(Stored data)
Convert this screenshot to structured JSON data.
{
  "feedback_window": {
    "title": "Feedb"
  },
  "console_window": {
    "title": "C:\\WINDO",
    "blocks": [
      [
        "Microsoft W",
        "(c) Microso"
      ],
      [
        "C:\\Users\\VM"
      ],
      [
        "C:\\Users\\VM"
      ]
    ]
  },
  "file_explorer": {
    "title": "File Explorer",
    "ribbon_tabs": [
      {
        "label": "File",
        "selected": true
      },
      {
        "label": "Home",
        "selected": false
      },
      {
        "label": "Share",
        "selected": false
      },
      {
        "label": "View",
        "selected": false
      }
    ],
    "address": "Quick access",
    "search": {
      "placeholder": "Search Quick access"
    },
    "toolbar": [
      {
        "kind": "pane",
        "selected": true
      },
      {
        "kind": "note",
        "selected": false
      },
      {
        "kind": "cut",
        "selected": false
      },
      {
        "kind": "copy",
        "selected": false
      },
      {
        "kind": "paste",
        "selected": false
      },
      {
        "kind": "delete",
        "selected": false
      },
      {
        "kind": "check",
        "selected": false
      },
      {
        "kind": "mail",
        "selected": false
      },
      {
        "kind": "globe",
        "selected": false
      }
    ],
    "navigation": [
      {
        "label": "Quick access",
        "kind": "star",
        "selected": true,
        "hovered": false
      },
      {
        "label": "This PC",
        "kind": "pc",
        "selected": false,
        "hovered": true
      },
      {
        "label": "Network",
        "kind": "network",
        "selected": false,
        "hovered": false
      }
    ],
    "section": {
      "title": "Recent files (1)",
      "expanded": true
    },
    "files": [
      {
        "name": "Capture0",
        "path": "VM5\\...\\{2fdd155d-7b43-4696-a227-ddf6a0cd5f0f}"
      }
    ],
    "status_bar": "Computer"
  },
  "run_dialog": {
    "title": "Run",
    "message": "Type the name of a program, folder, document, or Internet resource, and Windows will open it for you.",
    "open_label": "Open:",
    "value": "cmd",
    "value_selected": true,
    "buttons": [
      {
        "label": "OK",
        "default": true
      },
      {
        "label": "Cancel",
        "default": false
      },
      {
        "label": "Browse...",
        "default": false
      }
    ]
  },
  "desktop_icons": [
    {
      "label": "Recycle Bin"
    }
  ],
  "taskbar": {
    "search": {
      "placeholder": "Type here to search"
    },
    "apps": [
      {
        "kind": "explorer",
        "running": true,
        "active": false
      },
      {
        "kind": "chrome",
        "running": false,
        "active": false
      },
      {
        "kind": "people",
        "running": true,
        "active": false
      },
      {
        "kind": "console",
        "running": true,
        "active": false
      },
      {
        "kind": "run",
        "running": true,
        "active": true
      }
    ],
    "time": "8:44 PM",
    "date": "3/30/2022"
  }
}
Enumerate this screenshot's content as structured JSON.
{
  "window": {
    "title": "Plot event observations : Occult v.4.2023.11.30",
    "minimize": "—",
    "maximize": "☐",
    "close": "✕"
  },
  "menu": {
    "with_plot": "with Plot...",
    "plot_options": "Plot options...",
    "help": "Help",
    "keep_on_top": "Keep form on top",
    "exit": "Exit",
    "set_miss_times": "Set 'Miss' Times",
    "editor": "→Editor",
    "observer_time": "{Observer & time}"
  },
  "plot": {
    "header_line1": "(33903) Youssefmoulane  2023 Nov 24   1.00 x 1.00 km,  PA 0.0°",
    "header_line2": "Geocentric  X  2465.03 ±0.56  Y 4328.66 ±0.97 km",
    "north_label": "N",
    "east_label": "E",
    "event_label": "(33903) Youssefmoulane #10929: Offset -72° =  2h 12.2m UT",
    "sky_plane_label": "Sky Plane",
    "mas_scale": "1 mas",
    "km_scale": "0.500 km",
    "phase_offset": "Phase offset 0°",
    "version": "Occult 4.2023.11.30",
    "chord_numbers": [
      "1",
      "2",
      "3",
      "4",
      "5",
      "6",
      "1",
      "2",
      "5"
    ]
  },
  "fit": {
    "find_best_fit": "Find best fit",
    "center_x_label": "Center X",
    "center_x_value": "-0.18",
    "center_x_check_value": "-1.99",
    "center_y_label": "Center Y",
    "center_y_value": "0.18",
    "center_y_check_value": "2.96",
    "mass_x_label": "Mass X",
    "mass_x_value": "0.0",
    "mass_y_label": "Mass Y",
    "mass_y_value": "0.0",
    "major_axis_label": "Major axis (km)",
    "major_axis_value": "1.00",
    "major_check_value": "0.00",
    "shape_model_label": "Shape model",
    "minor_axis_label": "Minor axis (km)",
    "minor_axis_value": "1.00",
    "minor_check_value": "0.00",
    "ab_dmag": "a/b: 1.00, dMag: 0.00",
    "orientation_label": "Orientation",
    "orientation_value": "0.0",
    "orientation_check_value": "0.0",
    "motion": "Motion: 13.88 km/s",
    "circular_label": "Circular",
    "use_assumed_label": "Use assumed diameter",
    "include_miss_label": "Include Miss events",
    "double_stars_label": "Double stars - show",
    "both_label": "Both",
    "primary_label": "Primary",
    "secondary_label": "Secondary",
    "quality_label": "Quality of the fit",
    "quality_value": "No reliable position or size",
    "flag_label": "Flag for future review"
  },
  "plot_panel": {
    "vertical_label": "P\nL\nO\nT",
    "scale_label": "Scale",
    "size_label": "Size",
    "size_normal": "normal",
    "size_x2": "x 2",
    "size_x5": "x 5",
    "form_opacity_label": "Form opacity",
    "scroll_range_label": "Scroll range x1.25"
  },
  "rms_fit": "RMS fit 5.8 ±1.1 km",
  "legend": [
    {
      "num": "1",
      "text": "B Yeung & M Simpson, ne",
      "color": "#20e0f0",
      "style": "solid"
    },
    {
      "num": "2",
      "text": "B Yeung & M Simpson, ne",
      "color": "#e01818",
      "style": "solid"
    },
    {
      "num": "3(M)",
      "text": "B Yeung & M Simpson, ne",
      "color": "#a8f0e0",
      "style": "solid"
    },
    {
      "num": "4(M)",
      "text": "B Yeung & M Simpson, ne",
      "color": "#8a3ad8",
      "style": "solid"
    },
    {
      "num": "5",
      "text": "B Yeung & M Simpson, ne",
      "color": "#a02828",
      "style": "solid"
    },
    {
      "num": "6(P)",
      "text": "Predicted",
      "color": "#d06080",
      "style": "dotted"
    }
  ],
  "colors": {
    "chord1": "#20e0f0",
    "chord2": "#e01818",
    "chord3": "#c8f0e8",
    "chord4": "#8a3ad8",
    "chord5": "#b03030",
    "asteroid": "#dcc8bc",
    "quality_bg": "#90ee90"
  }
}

* WHAT THIS TASK INVOLVES:
Pull out each record as written and restate it exactly.

* CORRECT ANSWER:
Convert this screenshot to structured JSON data.
{
  "feedback_window": {
    "title": "Feedb"
  },
  "console_window": {
    "title": "C:\\WINDO",
    "blocks": [
      [
        "Microsoft W",
        "(c) Microso"
      ],
      [
        "C:\\Users\\VM"
      ],
      [
        "C:\\Users\\VM"
      ]
    ]
  },
  "file_explorer": {
    "title": "File Explorer",
    "ribbon_tabs": [
      {
        "label": "File",
        "selected": true
      },
      {
        "label": "Home",
        "selected": false
      },
      {
        "label": "Share",
        "selected": false
      },
      {
        "label": "View",
        "selected": false
      }
    ],
    "address": "Quick access",
    "search": {
      "placeholder": "Search Quick access"
    },
    "toolbar": [
      {
        "kind": "pane",
        "selected": true
      },
      {
        "kind": "note",
        "selected": false
      },
      {
        "kind": "cut",
        "selected": false
      },
      {
        "kind": "copy",
        "selected": false
      },
      {
        "kind": "paste",
        "selected": false
      },
      {
        "kind": "delete",
        "selected": false
      },
      {
        "kind": "check",
        "selected": false
      },
      {
        "kind": "mail",
        "selected": false
      },
      {
        "kind": "globe",
        "selected": false
      }
    ],
    "navigation": [
      {
        "label": "Quick access",
        "kind": "star",
        "selected": true,
        "hovered": false
      },
      {
        "label": "This PC",
        "kind": "pc",
        "selected": false,
        "hovered": true
      },
      {
        "label": "Network",
        "kind": "network",
        "selected": false,
        "hovered": false
      }
    ],
    "section": {
      "title": "Recent files (1)",
      "expanded": true
    },
    "files": [
      {
        "name": "Capture0",
        "path": "VM5\\...\\{2fdd155d-7b43-4696-a227-ddf6a0cd5f0f}"
      }
    ],
    "status_bar": "Computer"
  },
  "run_dialog": {
    "title": "Run",
    "message": "Type the name of a program, folder, document, or Internet resource, and Windows will open it for you.",
    "open_label": "Open:",
    "value": "cmd",
    "value_selected": true,
    "buttons": [
      {
        "label": "OK",
        "default": true
      },
      {
        "label": "Cancel",
        "default": false
      },
      {
        "label": "Browse...",
        "default": false
      }
    ]
  },
  "desktop_icons": [
    {
      "label": "Recycle Bin"
    }
  ],
  "taskbar": {
    "search": {
      "placeholder": "Type here to search"
    },
    "apps": [
      {
        "kind": "explorer",
        "running": true,
        "active": false
      },
      {
        "kind": "chrome",
        "running": false,
        "active": false
      },
      {
        "kind": "people",
        "running": true,
        "active": false
      },
      {
        "kind": "console",
        "running": true,
        "active": false
      },
      {
        "kind": "run",
        "running": true,
        "active": true
      }
    ],
    "time": "8:44 PM",
    "date": "3/30/2022"
  }
}
Enumerate this screenshot's content as structured JSON.
{
  "window": {
    "title": "Plot event observations : Occult v.4.2023.11.30",
    "minimize": "—",
    "maximize": "☐",
    "close": "✕"
  },
  "menu": {
    "with_plot": "with Plot...",
    "plot_options": "Plot options...",
    "help": "Help",
    "keep_on_top": "Keep form on top",
    "exit": "Exit",
    "set_miss_times": "Set 'Miss' Times",
    "editor": "→Editor",
    "observer_time": "{Observer & time}"
  },
  "plot": {
    "header_line1": "(33903) Youssefmoulane  2023 Nov 24   1.00 x 1.00 km,  PA 0.0°",
    "header_line2": "Geocentric  X  2465.03 ±0.56  Y 4328.66 ±0.97 km",
    "north_label": "N",
    "east_label": "E",
    "event_label": "(33903) Youssefmoulane #10929: Offset -72° =  2h 12.2m UT",
    "sky_plane_label": "Sky Plane",
    "mas_scale": "1 mas",
    "km_scale": "0.500 km",
    "phase_offset": "Phase offset 0°",
    "version": "Occult 4.2023.11.30",
    "chord_numbers": [
      "1",
      "2",
      "3",
      "4",
      "5",
      "6",
      "1",
      "2",
      "5"
    ]
  },
  "fit": {
    "find_best_fit": "Find best fit",
    "center_x_label": "Center X",
    "center_x_value": "-0.18",
    "center_x_check_value": "-1.99",
    "center_y_label": "Center Y",
    "center_y_value": "0.18",
    "center_y_check_value": "2.96",
    "mass_x_label": "Mass X",
    "mass_x_value": "0.0",
    "mass_y_label": "Mass Y",
    "mass_y_value": "0.0",
    "major_axis_label": "Major axis (km)",
    "major_axis_value": "1.00",
    "major_check_value": "0.00",
    "shape_model_label": "Shape model",
    "minor_axis_label": "Minor axis (km)",
    "minor_axis_value": "1.00",
    "minor_check_value": "0.00",
    "ab_dmag": "a/b: 1.00, dMag: 0.00",
    "orientation_label": "Orientation",
    "orientation_value": "0.0",
    "orientation_check_value": "0.0",
    "motion": "Motion: 13.88 km/s",
    "circular_label": "Circular",
    "use_assumed_label": "Use assumed diameter",
    "include_miss_label": "Include Miss events",
    "double_stars_label": "Double stars - show",
    "both_label": "Both",
    "primary_label": "Primary",
    "secondary_label": "Secondary",
    "quality_label": "Quality of the fit",
    "quality_value": "No reliable position or size",
    "flag_label": "Flag for future review"
  },
  "plot_panel": {
    "vertical_label": "P\nL\nO\nT",
    "scale_label": "Scale",
    "size_label": "Size",
    "size_normal": "normal",
    "size_x2": "x 2",
    "size_x5": "x 5",
    "form_opacity_label": "Form opacity",
    "scroll_range_label": "Scroll range x1.25"
  },
  "rms_fit": "RMS fit 5.8 ±1.1 km",
  "legend": [
    {
      "num": "1",
      "text": "B Yeung & M Simpson, ne",
      "color": "#20e0f0",
      "style": "solid"
    },
    {
      "num": "2",
      "text": "B Yeung & M Simpson, ne",
      "color": "#e01818",
      "style": "solid"
    },
    {
      "num": "3(M)",
      "text": "B Yeung & M Simpson, ne",
      "color": "#a8f0e0",
      "style": "solid"
    },
    {
      "num": "4(M)",
      "text": "B Yeung & M Simpson, ne",
      "color": "#8a3ad8",
      "style": "solid"
    },
    {
      "num": "5",
      "text": "B Yeung & M Simpson, ne",
      "color": "#a02828",
      "style": "solid"
    },
    {
      "num": "6(P)",
      "text": "Predicted",
      "color": "#d06080",
      "style": "dotted"
    }
  ],
  "colors": {
    "chord1": "#20e0f0",
    "chord2": "#e01818",
    "chord3": "#c8f0e8",
    "chord4": "#8a3ad8",
    "chord5": "#b03030",
    "asteroid": "#dcc8bc",
    "quality_bg": "#90ee90"
  }
}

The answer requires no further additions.